Set exercise:
Select all lines with the string "this" in them, and copy those lines.

Data to use:
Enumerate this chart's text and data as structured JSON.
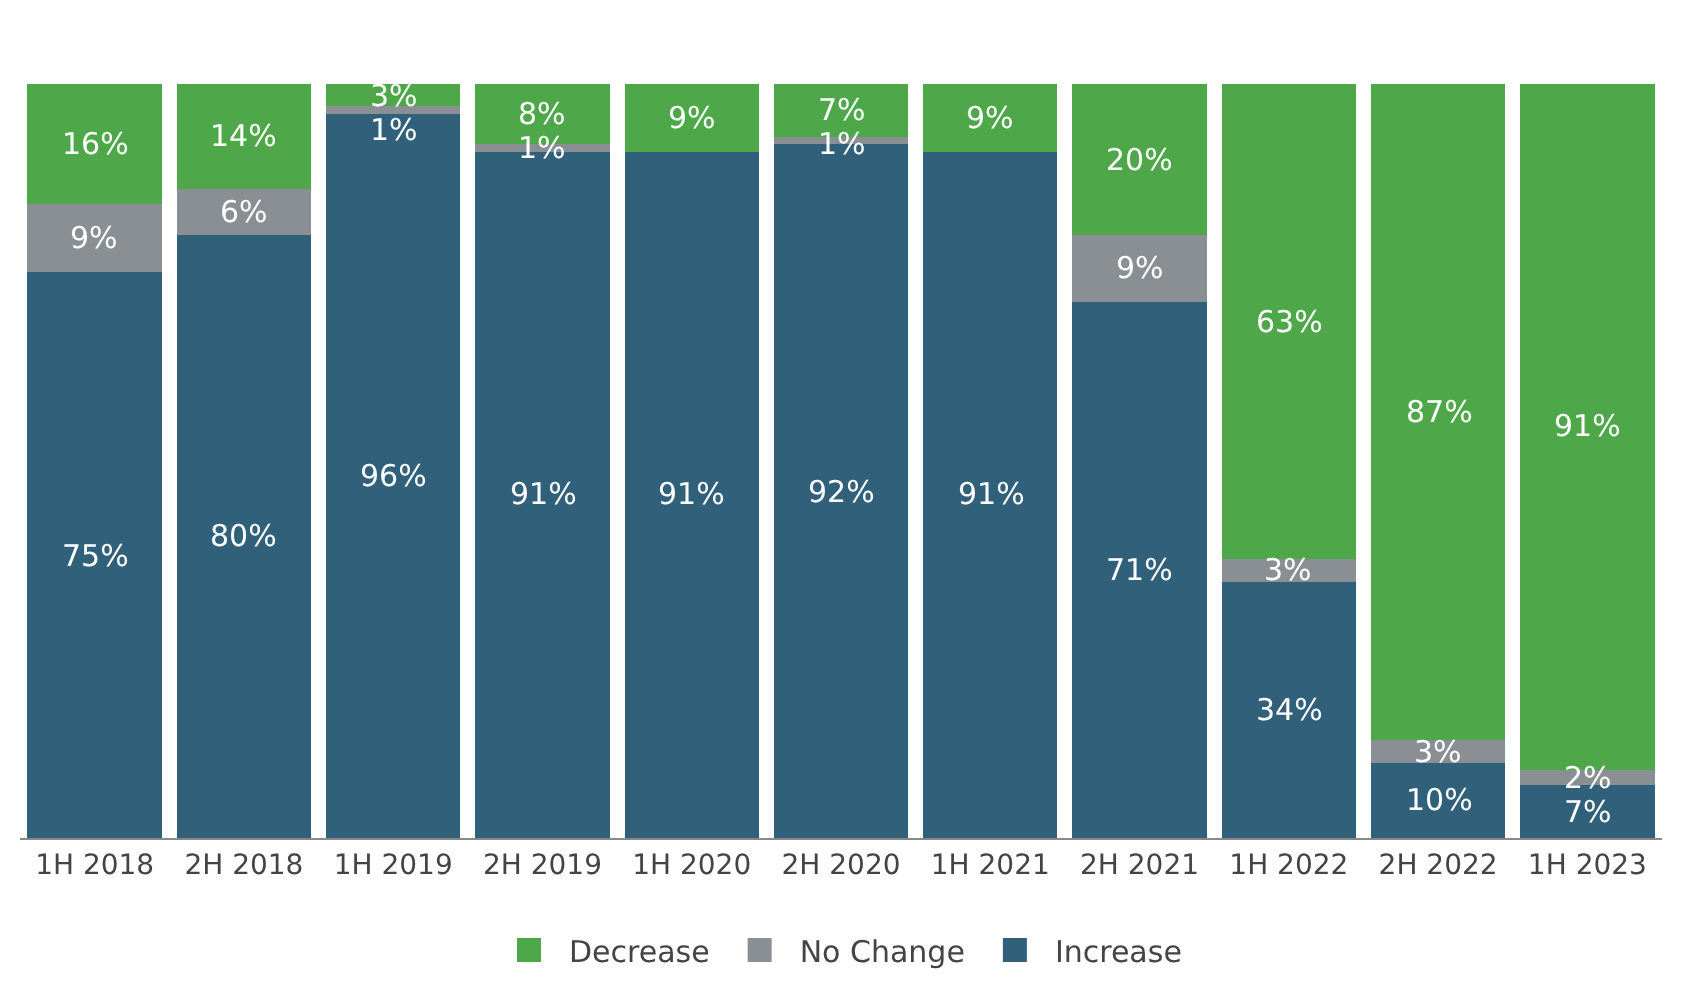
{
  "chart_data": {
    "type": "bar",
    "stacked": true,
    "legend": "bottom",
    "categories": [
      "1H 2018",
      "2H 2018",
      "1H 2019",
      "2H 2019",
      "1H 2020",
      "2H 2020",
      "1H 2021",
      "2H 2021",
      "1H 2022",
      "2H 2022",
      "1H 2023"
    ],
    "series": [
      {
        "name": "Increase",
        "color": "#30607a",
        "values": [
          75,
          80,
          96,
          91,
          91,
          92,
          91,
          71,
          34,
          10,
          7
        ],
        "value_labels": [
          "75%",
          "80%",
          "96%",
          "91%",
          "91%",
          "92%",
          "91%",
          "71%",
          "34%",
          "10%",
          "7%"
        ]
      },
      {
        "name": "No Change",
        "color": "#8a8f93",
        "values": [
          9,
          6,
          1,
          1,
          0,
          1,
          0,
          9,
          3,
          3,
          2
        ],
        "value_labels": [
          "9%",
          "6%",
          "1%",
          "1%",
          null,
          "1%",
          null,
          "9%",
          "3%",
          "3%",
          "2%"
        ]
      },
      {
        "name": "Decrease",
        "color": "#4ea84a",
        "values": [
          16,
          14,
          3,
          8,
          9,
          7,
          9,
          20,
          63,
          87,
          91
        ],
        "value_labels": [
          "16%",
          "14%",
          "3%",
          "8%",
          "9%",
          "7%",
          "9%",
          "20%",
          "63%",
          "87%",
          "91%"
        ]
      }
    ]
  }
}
--
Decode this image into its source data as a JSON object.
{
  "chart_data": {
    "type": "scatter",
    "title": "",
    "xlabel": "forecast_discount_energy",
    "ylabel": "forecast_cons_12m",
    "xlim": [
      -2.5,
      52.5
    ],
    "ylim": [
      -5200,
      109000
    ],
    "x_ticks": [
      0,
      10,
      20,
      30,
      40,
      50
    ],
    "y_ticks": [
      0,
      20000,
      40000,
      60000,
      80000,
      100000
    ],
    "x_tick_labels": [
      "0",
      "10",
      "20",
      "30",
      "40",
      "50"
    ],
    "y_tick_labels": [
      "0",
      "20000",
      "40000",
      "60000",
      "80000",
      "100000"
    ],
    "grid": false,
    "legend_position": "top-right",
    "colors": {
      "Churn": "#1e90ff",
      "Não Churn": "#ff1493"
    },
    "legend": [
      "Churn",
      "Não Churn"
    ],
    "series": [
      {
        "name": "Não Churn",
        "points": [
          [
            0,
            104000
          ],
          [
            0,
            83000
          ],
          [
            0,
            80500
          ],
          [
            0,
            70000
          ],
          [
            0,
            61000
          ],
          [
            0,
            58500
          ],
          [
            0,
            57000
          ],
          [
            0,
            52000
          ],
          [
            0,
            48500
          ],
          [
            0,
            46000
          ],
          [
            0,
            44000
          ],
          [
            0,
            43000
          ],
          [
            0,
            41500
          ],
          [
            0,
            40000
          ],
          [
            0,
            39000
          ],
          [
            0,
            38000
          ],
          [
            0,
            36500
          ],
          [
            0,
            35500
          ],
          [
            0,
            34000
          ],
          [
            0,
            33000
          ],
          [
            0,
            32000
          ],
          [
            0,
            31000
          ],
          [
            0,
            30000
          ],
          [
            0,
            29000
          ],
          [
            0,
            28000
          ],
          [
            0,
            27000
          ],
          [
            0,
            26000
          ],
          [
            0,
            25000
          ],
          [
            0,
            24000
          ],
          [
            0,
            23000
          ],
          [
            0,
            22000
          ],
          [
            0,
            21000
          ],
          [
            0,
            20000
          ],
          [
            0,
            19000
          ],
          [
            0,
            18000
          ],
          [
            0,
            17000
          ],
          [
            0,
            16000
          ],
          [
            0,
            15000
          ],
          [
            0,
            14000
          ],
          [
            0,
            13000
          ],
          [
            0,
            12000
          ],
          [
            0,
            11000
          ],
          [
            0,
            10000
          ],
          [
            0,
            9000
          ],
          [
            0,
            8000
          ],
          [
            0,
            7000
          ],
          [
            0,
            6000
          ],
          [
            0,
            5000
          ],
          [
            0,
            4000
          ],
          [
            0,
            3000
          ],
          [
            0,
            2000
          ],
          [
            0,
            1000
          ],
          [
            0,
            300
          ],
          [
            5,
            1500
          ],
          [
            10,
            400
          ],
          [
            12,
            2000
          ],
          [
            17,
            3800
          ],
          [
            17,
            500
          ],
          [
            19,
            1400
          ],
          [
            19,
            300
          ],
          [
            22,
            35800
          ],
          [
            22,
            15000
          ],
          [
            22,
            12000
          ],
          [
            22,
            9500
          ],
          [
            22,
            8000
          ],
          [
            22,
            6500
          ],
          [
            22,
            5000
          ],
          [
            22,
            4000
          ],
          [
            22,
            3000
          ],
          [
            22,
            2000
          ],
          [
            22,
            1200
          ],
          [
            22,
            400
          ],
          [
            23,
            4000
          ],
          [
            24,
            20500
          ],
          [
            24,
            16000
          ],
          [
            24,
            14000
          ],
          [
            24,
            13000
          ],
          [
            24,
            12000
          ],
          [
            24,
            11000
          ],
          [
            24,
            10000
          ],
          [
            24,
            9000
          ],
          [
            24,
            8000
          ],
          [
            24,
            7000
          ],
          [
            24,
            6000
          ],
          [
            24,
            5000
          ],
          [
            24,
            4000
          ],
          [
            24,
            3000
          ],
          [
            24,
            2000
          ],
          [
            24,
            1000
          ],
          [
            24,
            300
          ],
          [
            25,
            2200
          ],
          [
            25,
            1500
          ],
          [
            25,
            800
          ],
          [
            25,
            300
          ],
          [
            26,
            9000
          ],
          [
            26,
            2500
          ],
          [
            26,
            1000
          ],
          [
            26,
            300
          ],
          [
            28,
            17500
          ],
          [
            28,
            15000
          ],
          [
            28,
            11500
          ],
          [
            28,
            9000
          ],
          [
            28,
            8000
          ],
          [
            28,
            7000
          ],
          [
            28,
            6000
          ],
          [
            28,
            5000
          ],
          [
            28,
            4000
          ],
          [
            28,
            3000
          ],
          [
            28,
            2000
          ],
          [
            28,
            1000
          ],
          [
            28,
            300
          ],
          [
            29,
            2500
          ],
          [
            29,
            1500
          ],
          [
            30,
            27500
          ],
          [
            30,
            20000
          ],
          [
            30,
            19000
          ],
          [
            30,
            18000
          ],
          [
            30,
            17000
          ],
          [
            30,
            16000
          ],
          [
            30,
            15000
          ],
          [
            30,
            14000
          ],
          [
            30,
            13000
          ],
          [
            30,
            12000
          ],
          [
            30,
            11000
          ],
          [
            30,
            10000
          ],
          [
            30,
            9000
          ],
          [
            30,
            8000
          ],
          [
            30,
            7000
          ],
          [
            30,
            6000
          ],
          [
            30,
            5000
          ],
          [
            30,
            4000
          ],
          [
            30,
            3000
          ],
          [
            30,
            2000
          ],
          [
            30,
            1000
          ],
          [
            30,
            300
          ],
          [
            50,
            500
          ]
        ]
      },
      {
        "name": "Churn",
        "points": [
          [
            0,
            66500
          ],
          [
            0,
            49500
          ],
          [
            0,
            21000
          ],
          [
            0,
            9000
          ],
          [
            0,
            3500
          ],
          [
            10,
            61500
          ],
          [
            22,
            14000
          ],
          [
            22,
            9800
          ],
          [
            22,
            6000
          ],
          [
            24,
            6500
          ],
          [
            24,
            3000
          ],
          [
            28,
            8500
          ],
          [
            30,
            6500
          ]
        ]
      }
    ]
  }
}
==
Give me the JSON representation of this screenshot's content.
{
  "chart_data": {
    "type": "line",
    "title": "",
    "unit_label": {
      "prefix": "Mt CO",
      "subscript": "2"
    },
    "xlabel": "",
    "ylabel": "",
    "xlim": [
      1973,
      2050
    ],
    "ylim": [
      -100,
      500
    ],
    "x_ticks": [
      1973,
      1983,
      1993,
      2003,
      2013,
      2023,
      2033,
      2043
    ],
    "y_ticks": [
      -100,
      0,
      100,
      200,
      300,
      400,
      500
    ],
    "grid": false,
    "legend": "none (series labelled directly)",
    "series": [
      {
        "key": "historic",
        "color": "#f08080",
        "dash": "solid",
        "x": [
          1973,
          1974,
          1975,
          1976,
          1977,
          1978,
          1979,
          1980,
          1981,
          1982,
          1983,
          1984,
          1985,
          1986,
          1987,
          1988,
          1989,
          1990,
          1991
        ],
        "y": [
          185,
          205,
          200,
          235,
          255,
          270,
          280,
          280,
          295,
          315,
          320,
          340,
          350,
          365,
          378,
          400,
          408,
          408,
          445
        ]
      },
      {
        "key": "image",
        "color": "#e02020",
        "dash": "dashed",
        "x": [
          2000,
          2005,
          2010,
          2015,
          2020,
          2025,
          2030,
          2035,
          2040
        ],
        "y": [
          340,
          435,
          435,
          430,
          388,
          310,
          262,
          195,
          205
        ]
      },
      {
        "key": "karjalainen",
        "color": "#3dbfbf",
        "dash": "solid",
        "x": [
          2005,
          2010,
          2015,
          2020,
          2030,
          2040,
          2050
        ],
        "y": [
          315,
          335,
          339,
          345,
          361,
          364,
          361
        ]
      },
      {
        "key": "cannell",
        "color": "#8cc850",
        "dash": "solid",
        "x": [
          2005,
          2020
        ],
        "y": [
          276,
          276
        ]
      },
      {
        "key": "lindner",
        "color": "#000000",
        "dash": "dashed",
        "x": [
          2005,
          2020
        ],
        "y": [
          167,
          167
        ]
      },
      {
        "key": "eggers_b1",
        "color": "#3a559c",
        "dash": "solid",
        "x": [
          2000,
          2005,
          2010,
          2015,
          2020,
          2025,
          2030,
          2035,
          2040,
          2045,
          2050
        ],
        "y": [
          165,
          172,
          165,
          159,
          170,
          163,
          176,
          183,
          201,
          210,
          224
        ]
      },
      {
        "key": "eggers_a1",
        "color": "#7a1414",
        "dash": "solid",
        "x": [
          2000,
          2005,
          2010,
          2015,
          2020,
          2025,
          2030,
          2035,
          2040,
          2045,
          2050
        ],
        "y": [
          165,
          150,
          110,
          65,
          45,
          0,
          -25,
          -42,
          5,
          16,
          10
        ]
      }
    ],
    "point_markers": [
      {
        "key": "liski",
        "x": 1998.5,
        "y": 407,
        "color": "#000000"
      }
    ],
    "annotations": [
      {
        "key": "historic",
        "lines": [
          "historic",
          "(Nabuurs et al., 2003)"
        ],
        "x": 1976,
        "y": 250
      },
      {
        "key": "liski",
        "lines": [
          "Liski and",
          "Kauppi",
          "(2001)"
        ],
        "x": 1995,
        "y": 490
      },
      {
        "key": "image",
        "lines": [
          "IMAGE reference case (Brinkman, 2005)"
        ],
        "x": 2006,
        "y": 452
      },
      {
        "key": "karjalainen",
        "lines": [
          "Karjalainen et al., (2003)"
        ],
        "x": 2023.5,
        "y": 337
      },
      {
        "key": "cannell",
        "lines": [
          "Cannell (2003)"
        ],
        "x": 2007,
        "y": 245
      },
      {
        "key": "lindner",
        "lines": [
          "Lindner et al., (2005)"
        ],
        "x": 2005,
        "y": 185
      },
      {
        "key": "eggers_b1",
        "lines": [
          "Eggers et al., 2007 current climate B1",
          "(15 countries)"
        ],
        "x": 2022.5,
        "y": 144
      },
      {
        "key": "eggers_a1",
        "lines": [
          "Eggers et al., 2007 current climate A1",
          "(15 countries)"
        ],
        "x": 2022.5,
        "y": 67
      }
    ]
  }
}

Exercise solution:
Enumerate this chart's text and data as structured JSON.
Decode this image into its source data as a JSON object.
Give me the JSON representation of this screenshot's content.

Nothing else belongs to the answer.